◆ Aim of the exercise:
Lines that include "drill" make up the answer; copy all of them from the data below.
....
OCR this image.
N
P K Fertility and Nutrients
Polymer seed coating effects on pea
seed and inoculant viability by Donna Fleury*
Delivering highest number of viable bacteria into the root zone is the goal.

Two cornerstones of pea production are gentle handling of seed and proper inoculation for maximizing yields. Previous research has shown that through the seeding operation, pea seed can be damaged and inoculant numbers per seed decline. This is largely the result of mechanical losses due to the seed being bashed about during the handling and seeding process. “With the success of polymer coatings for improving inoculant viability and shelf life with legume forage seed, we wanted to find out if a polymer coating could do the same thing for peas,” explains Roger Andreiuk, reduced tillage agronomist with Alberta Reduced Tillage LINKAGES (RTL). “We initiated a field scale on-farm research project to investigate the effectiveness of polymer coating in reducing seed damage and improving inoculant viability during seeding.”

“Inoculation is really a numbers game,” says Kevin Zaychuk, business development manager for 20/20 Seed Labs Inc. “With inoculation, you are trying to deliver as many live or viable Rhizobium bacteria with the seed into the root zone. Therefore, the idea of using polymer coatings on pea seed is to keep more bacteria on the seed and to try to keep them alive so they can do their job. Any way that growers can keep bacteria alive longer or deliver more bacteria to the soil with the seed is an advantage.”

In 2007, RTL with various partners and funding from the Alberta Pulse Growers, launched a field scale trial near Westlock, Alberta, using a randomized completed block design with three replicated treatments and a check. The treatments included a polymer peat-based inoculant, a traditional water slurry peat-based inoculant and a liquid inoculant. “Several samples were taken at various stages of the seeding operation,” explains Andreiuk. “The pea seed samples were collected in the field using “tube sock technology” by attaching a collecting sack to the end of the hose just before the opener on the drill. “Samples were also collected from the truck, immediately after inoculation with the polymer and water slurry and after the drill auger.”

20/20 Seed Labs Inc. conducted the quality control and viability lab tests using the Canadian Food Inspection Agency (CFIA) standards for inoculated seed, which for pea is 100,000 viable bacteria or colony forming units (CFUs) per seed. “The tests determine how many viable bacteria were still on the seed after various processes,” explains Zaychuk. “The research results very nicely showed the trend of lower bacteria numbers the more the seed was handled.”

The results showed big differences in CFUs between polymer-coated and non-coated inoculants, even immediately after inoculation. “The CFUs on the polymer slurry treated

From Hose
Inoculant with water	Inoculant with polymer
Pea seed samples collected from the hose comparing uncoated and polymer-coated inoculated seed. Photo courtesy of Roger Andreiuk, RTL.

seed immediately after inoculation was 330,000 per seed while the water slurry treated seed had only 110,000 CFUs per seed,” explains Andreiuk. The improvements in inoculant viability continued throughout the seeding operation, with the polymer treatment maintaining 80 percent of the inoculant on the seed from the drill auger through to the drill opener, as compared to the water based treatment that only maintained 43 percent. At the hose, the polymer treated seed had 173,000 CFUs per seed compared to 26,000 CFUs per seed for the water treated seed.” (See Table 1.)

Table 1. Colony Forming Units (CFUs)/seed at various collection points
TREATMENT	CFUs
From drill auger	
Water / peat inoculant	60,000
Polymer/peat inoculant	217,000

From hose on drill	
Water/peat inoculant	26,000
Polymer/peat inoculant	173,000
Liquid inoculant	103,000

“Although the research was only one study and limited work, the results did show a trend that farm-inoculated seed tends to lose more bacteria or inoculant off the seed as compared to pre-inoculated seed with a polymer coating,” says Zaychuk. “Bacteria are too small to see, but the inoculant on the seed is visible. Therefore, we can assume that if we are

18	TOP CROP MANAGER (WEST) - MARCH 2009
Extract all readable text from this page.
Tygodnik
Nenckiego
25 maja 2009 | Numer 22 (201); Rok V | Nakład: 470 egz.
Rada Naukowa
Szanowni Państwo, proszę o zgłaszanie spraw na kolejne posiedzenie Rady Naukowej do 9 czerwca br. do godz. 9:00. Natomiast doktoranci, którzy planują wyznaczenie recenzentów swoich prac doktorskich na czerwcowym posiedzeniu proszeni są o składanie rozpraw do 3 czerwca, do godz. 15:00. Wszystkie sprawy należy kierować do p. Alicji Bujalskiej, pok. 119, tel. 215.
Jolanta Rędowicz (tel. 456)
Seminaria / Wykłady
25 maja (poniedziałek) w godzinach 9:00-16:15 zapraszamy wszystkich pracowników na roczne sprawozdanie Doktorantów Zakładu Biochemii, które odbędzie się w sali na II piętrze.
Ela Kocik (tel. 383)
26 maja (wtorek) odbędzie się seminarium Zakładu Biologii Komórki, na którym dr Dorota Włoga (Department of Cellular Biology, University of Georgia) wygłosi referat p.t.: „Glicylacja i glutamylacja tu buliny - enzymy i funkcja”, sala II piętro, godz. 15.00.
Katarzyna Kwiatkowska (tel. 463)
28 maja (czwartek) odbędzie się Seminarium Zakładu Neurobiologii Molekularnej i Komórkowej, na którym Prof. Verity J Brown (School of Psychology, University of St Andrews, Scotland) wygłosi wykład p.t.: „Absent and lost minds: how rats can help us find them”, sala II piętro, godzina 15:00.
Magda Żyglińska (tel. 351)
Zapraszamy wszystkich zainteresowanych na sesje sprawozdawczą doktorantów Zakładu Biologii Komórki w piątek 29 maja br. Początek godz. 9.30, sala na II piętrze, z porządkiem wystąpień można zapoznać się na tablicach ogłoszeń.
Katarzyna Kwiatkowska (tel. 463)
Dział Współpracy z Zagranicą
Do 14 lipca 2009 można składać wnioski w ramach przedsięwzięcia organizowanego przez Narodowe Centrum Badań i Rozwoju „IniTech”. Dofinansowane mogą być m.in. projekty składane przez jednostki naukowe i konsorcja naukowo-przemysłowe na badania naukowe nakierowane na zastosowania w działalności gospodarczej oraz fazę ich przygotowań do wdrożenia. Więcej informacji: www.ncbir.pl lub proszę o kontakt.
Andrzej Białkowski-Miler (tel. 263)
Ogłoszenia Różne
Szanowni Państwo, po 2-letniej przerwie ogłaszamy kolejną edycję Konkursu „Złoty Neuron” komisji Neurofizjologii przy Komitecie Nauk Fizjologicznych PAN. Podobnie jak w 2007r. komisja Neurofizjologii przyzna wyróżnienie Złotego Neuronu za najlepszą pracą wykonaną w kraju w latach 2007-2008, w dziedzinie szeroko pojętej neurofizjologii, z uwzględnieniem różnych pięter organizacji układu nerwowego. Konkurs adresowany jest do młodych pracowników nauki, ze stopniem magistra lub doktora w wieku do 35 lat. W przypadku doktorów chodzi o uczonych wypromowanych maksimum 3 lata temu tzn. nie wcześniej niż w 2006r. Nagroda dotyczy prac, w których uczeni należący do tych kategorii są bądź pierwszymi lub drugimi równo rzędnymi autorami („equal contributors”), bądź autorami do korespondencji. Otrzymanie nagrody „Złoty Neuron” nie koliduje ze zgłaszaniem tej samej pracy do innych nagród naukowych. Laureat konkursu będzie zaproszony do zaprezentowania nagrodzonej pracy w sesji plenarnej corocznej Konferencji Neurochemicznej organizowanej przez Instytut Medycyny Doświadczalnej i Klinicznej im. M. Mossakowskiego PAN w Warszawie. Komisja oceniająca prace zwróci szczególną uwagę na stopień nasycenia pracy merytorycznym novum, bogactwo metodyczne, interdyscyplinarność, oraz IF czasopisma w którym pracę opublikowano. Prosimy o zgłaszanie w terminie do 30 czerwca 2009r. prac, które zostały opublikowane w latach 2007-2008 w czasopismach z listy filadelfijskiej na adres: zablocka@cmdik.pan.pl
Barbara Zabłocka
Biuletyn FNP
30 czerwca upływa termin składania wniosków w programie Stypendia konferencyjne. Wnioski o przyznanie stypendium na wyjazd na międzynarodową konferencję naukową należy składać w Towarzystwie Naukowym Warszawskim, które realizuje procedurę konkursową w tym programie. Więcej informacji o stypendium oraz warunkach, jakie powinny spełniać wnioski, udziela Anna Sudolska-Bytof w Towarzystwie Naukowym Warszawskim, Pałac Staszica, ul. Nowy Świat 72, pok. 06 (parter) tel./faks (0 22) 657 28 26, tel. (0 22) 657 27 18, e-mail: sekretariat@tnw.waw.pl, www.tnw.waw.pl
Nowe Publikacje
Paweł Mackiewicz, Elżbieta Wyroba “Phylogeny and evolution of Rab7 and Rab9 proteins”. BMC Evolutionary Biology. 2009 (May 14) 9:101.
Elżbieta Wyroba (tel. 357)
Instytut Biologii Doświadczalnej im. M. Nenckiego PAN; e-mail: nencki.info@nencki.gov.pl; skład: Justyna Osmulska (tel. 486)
....
◆ Solution for this exercise:
In 2007, RTL with various partners and funding from the Alberta Pulse Growers, launched a field scale trial near Westlock, Alberta, using a randomized completed block design with three replicated treatments and a check. The treatments included a polymer peat-based inoculant, a traditional water slurry peat-based inoculant and a liquid inoculant. “Several samples were taken at various stages of the seeding operation,” explains Andreiuk. “The pea seed samples were collected in the field using “tube sock technology” by attaching a collecting sack to the end of the hose just before the opener on the drill. “Samples were also collected from the truck, immediately after inoculation with the polymer and water slurry and after the drill auger.”
seed immediately after inoculation was 330,000 per seed while the water slurry treated seed had only 110,000 CFUs per seed,” explains Andreiuk. The improvements in inoculant viability continued throughout the seeding operation, with the polymer treatment maintaining 80 percent of the inoculant on the seed from the drill auger through to the drill opener, as compared to the water based treatment that only maintained 43 percent. At the hose, the polymer treated seed had 173,000 CFUs per seed compared to 26,000 CFUs per seed for the water treated seed.” (See Table 1.)
From drill auger	
From hose on drill	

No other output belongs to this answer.